▶ _TASK OBJECTIVE_: Find every line below that contains the word "Property" and copy it out.

══ DATA FOR THE TASK

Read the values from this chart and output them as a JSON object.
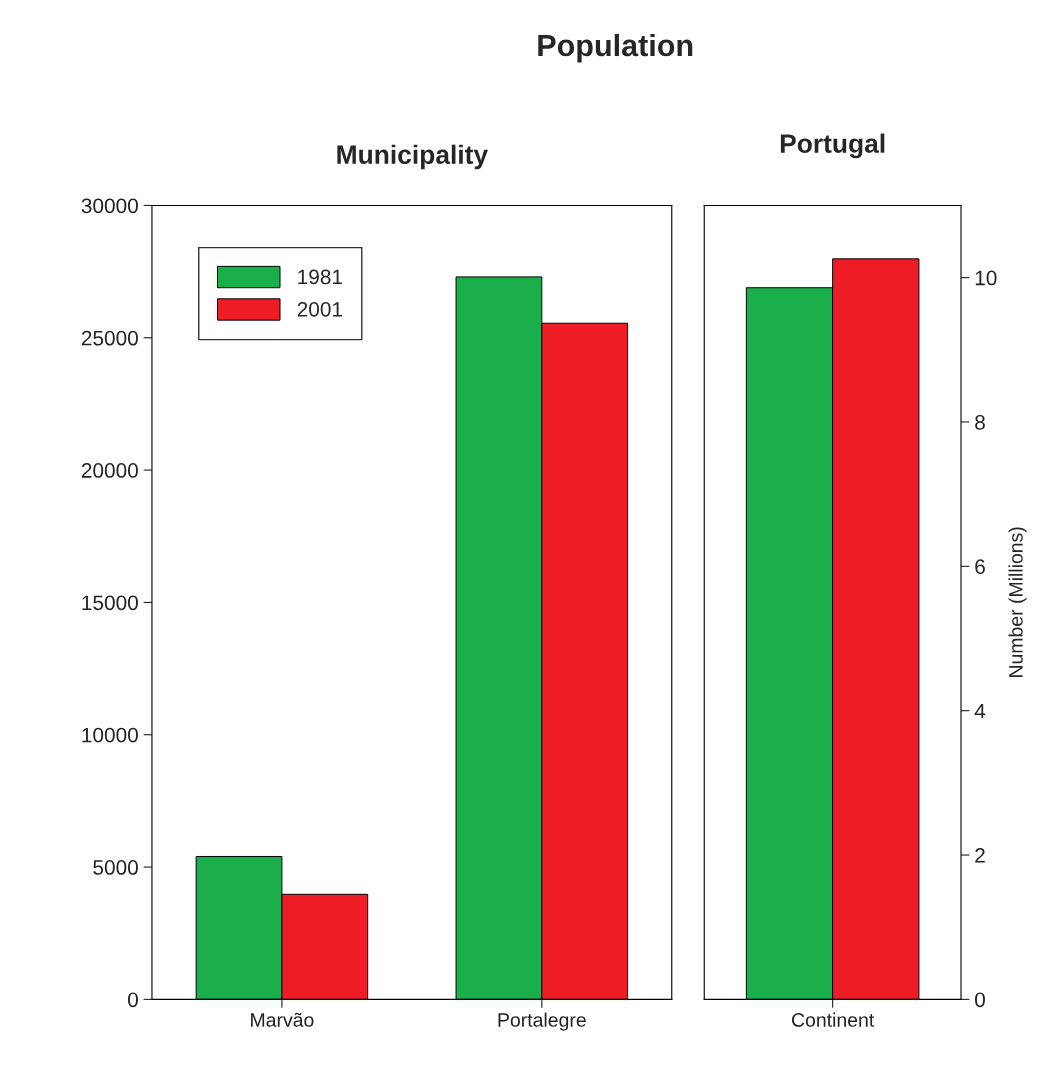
{
  "chart_data": [
    {
      "type": "bar",
      "title": "Population",
      "subtitle": "Municipality",
      "categories": [
        "Marvão",
        "Portalegre"
      ],
      "series": [
        {
          "name": "1981",
          "color": "#1aaf4b",
          "values": [
            5400,
            27300
          ]
        },
        {
          "name": "2001",
          "color": "#ee1c25",
          "values": [
            3970,
            25550
          ]
        }
      ],
      "ylim": [
        0,
        30000
      ],
      "yticks": [
        0,
        5000,
        10000,
        15000,
        20000,
        25000,
        30000
      ],
      "grid": false,
      "legend": "top left"
    },
    {
      "type": "bar",
      "title": "Portugal",
      "categories": [
        "Continent"
      ],
      "series": [
        {
          "color": "#1aaf4b",
          "values": [
            9.86
          ],
          "axis": "y2"
        },
        {
          "color": "#ee1c25",
          "values": [
            10.26
          ],
          "axis": "y2"
        }
      ],
      "y2lim": [
        0,
        11
      ],
      "y2ticks": [
        0,
        2,
        4,
        6,
        8,
        10
      ],
      "y2label": "Number (Millions)",
      "grid": false,
      "legend": false
    }
  ]
}
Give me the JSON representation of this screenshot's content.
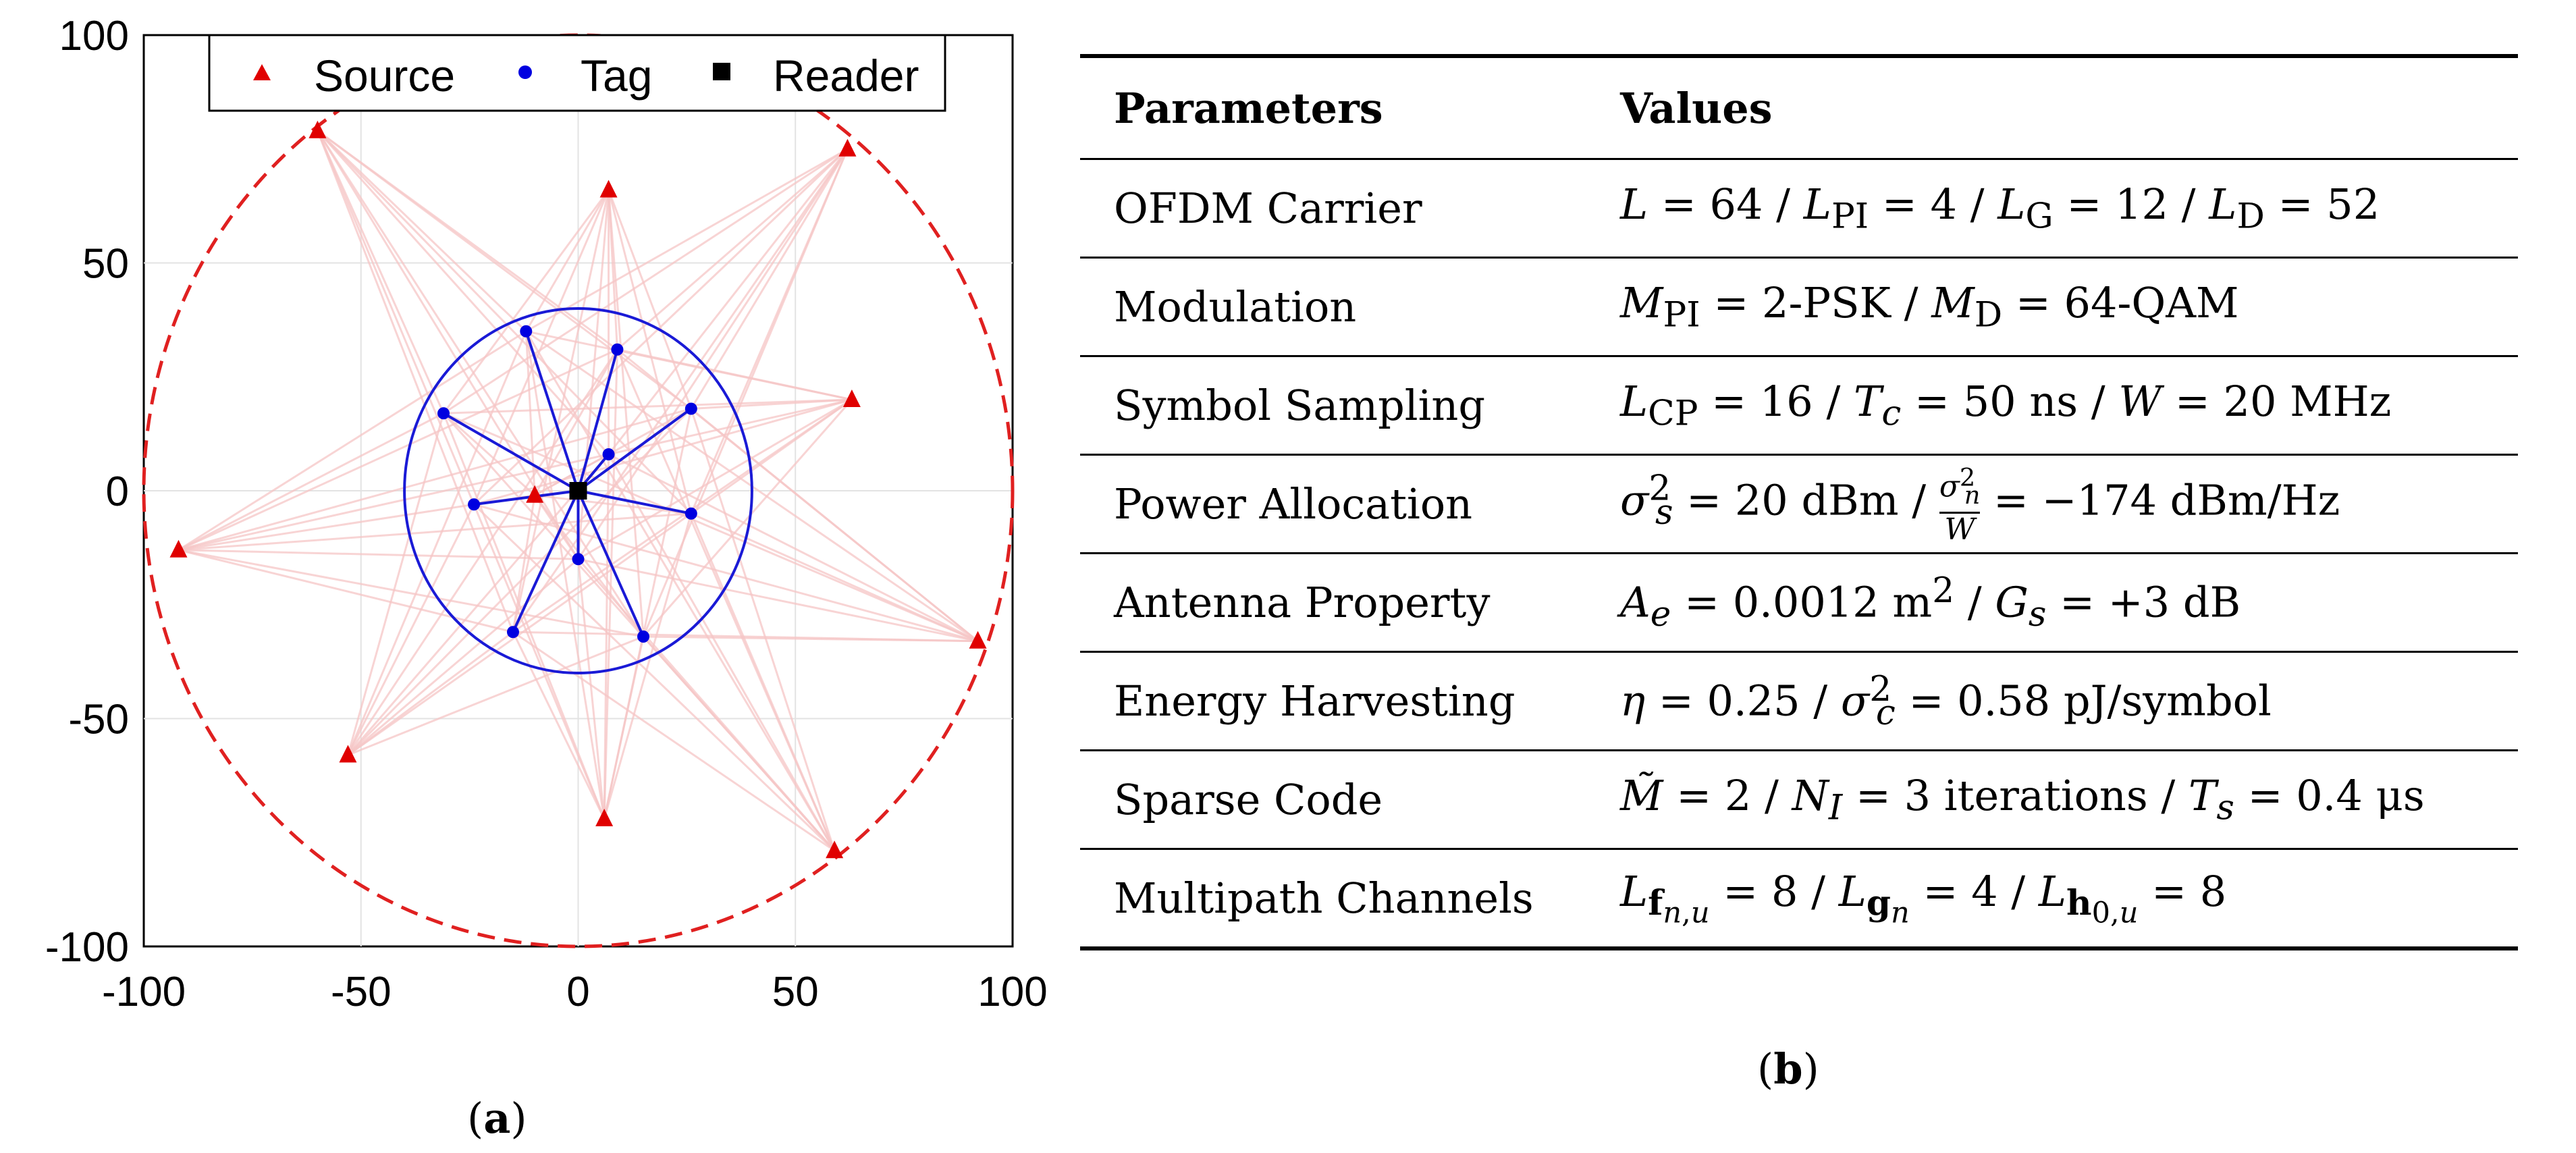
{
  "chart_data": [
    {
      "type": "scatter",
      "panel": "(a)",
      "xlim": [
        -100,
        100
      ],
      "ylim": [
        -100,
        100
      ],
      "x_ticks": [
        "-100",
        "-50",
        "0",
        "50",
        "100"
      ],
      "y_ticks": [
        "100",
        "50",
        "0",
        "-50",
        "-100"
      ],
      "x_tick_values": [
        -100,
        -50,
        0,
        50,
        100
      ],
      "y_tick_values": [
        100,
        50,
        0,
        -50,
        -100
      ],
      "grid": true,
      "legend_position": "top",
      "legend": [
        {
          "label": "Source",
          "marker": "triangle",
          "color": "#e00000"
        },
        {
          "label": "Tag",
          "marker": "circle",
          "color": "#0000e0"
        },
        {
          "label": "Reader",
          "marker": "square",
          "color": "#000000"
        }
      ],
      "circles": [
        {
          "name": "source-boundary",
          "radius": 100,
          "style": "dashed",
          "color": "#e02020"
        },
        {
          "name": "tag-boundary",
          "radius": 40,
          "style": "solid",
          "color": "#1a1ad6"
        }
      ],
      "reader": {
        "x": 0,
        "y": 0
      },
      "sources": [
        {
          "x": -60,
          "y": 79
        },
        {
          "x": 7,
          "y": 66
        },
        {
          "x": 62,
          "y": 75
        },
        {
          "x": 63,
          "y": 20
        },
        {
          "x": -92,
          "y": -13
        },
        {
          "x": -10,
          "y": -1
        },
        {
          "x": 92,
          "y": -33
        },
        {
          "x": -53,
          "y": -58
        },
        {
          "x": 6,
          "y": -72
        },
        {
          "x": 59,
          "y": -79
        }
      ],
      "tags": [
        {
          "x": -12,
          "y": 35
        },
        {
          "x": 9,
          "y": 31
        },
        {
          "x": -31,
          "y": 17
        },
        {
          "x": 26,
          "y": 18
        },
        {
          "x": 7,
          "y": 8
        },
        {
          "x": -24,
          "y": -3
        },
        {
          "x": 26,
          "y": -5
        },
        {
          "x": 0,
          "y": -15
        },
        {
          "x": -15,
          "y": -31
        },
        {
          "x": 15,
          "y": -32
        }
      ],
      "colors": {
        "source": "#e00000",
        "tag": "#0000e0",
        "reader": "#000000",
        "link": "#f5c6c6",
        "tag_link": "#1a1ad6",
        "grid": "#e3e3e3"
      }
    },
    {
      "type": "table",
      "panel": "(b)",
      "headers": [
        "Parameters",
        "Values"
      ],
      "rows": [
        [
          "OFDM Carrier",
          "L = 64 / L_PI = 4 / L_G = 12 / L_D = 52"
        ],
        [
          "Modulation",
          "M_PI = 2-PSK / M_D = 64-QAM"
        ],
        [
          "Symbol Sampling",
          "L_CP = 16 / T_c = 50 ns / W = 20 MHz"
        ],
        [
          "Power Allocation",
          "σ_s² = 20 dBm / σ_n²/W = −174 dBm/Hz"
        ],
        [
          "Antenna Property",
          "A_e = 0.0012 m² / G_s = +3 dB"
        ],
        [
          "Energy Harvesting",
          "η = 0.25 / σ_c² = 0.58 pJ/symbol"
        ],
        [
          "Sparse Code",
          "M̃ = 2 / N_I = 3 iterations / T_s = 0.4 μs"
        ],
        [
          "Multipath Channels",
          "L_f(n,u) = 8 / L_g(n) = 4 / L_h(0,u) = 8"
        ]
      ]
    }
  ],
  "captions": {
    "a_label": "a",
    "b_label": "b"
  },
  "table": {
    "header_param": "Parameters",
    "header_value": "Values",
    "rows": [
      {
        "param": "OFDM Carrier"
      },
      {
        "param": "Modulation"
      },
      {
        "param": "Symbol Sampling"
      },
      {
        "param": "Power Allocation"
      },
      {
        "param": "Antenna Property"
      },
      {
        "param": "Energy Harvesting"
      },
      {
        "param": "Sparse Code"
      },
      {
        "param": "Multipath Channels"
      }
    ]
  },
  "values_text": {
    "ofdm": {
      "L": "L",
      "v1": "64",
      "LPI_sub": "PI",
      "v2": "4",
      "LG_sub": "G",
      "v3": "12",
      "LD_sub": "D",
      "v4": "52"
    },
    "mod": {
      "MPI_sub": "PI",
      "v1": "2-PSK",
      "MD_sub": "D",
      "v2": "64-QAM"
    },
    "samp": {
      "LCP_sub": "CP",
      "v1": "16",
      "Tc_sub": "c",
      "v2": "50 ns",
      "v3": "20 MHz"
    },
    "power": {
      "v1": "20 dBm",
      "v2": "−174 dBm/Hz"
    },
    "ant": {
      "v1": "0.0012 m",
      "v2": "+3 dB"
    },
    "energy": {
      "v1": "0.25",
      "v2": "0.58 pJ/symbol"
    },
    "sparse": {
      "v1": "2",
      "v2": "3 iterations",
      "v3": "0.4 μs"
    },
    "multi": {
      "v1": "8",
      "v2": "4",
      "v3": "8"
    }
  }
}
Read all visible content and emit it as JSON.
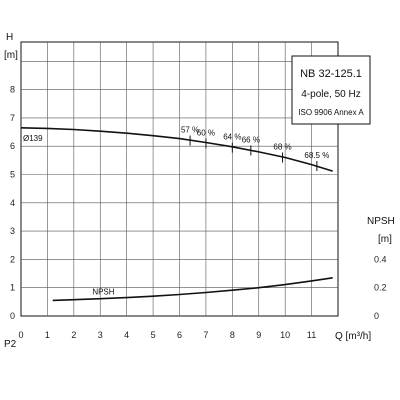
{
  "chart_data": {
    "type": "line",
    "left_axis": {
      "label": "H",
      "unit": "[m]",
      "range": [
        0,
        8
      ],
      "ticks": [
        "0",
        "1",
        "2",
        "3",
        "4",
        "5",
        "6",
        "7",
        "8"
      ]
    },
    "right_axis": {
      "label": "NPSH",
      "unit": "[m]",
      "range": [
        0,
        0.4
      ],
      "ticks": [
        "0",
        "0.2",
        "0.4"
      ]
    },
    "x_axis": {
      "label": "Q [m³/h]",
      "range": [
        0,
        12
      ],
      "ticks": [
        "0",
        "1",
        "2",
        "3",
        "4",
        "5",
        "6",
        "7",
        "8",
        "9",
        "10",
        "11"
      ]
    },
    "p2_label": "P2",
    "grid": true,
    "series": [
      {
        "name": "Ø139",
        "axis": "left",
        "x": [
          0,
          1,
          2,
          3,
          4,
          5,
          6,
          7,
          8,
          9,
          10,
          11,
          11.8
        ],
        "y": [
          6.65,
          6.63,
          6.59,
          6.53,
          6.46,
          6.37,
          6.27,
          6.13,
          5.98,
          5.8,
          5.6,
          5.35,
          5.12
        ]
      },
      {
        "name": "NPSH",
        "axis": "right",
        "x": [
          1.2,
          2,
          3,
          4,
          5,
          6,
          7,
          8,
          9,
          10,
          11,
          11.8
        ],
        "y": [
          0.11,
          0.115,
          0.122,
          0.13,
          0.14,
          0.152,
          0.166,
          0.182,
          0.2,
          0.222,
          0.248,
          0.27
        ]
      }
    ],
    "efficiency_marks": [
      {
        "label": "57 %",
        "x": 6.4,
        "y": 6.2
      },
      {
        "label": "60 %",
        "x": 7.0,
        "y": 6.1
      },
      {
        "label": "64 %",
        "x": 8.0,
        "y": 5.95
      },
      {
        "label": "66 %",
        "x": 8.7,
        "y": 5.85
      },
      {
        "label": "68 %",
        "x": 9.9,
        "y": 5.6
      },
      {
        "label": "68.5 %",
        "x": 11.2,
        "y": 5.3
      }
    ],
    "info_box": {
      "model": "NB 32-125.1",
      "speed": "4-pole, 50 Hz",
      "standard": "ISO 9906 Annex A"
    }
  }
}
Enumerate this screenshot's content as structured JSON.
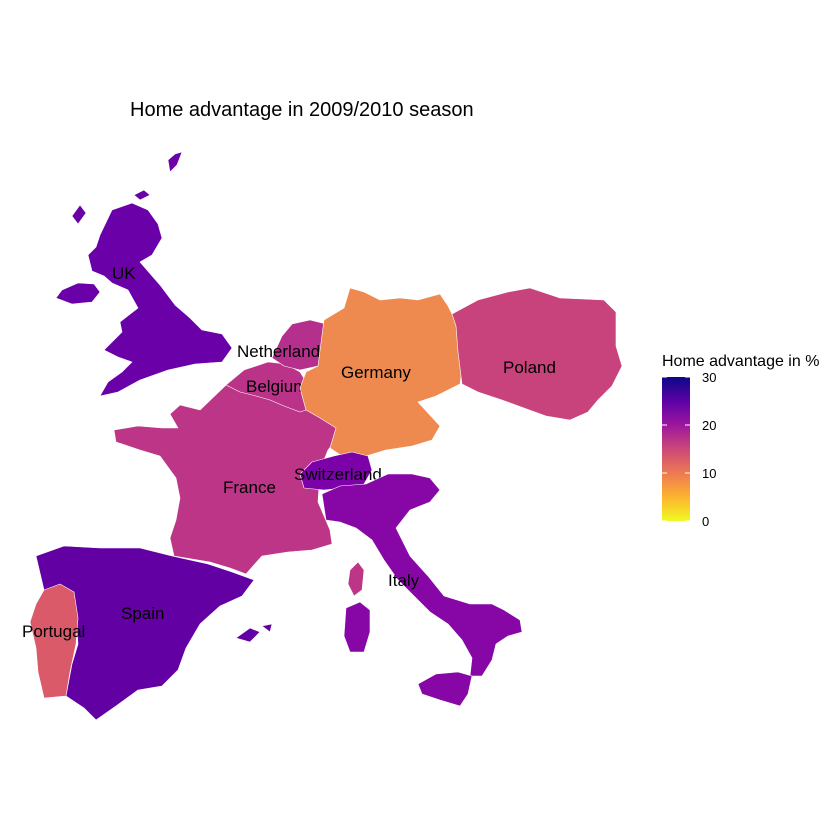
{
  "title": "Home advantage in 2009/2010 season",
  "legend": {
    "title": "Home advantage in %",
    "ticks": [
      {
        "value": 30,
        "label": "30"
      },
      {
        "value": 20,
        "label": "20"
      },
      {
        "value": 10,
        "label": "10"
      },
      {
        "value": 0,
        "label": "0"
      }
    ],
    "range": [
      0,
      30
    ],
    "palette": [
      "#F0F921",
      "#FDB42F",
      "#ED7953",
      "#CC4778",
      "#9C179E",
      "#5C01A6",
      "#0D0887"
    ]
  },
  "regions": [
    {
      "id": "uk",
      "name": "UK",
      "home_advantage": 26,
      "color": "#6A00A8"
    },
    {
      "id": "netherlands",
      "name": "Netherlands",
      "home_advantage": 19,
      "color": "#B52F8C"
    },
    {
      "id": "belgium",
      "name": "Belgium",
      "home_advantage": 18,
      "color": "#BA3388"
    },
    {
      "id": "germany",
      "name": "Germany",
      "home_advantage": 10,
      "color": "#EE8A4F"
    },
    {
      "id": "poland",
      "name": "Poland",
      "home_advantage": 15,
      "color": "#C8437B"
    },
    {
      "id": "france",
      "name": "France",
      "home_advantage": 18,
      "color": "#BC3587"
    },
    {
      "id": "switzerland",
      "name": "Switzerland",
      "home_advantage": 25,
      "color": "#7A02A8"
    },
    {
      "id": "italy",
      "name": "Italy",
      "home_advantage": 23,
      "color": "#8707A6"
    },
    {
      "id": "spain",
      "name": "Spain",
      "home_advantage": 27,
      "color": "#6200A4"
    },
    {
      "id": "portugal",
      "name": "Portugal",
      "home_advantage": 13,
      "color": "#DA5A6A"
    }
  ]
}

════

▶ _SOLUTION FOR THIS EXERCISE_:
          "Antenna Property",
        "param": "Antenna Property"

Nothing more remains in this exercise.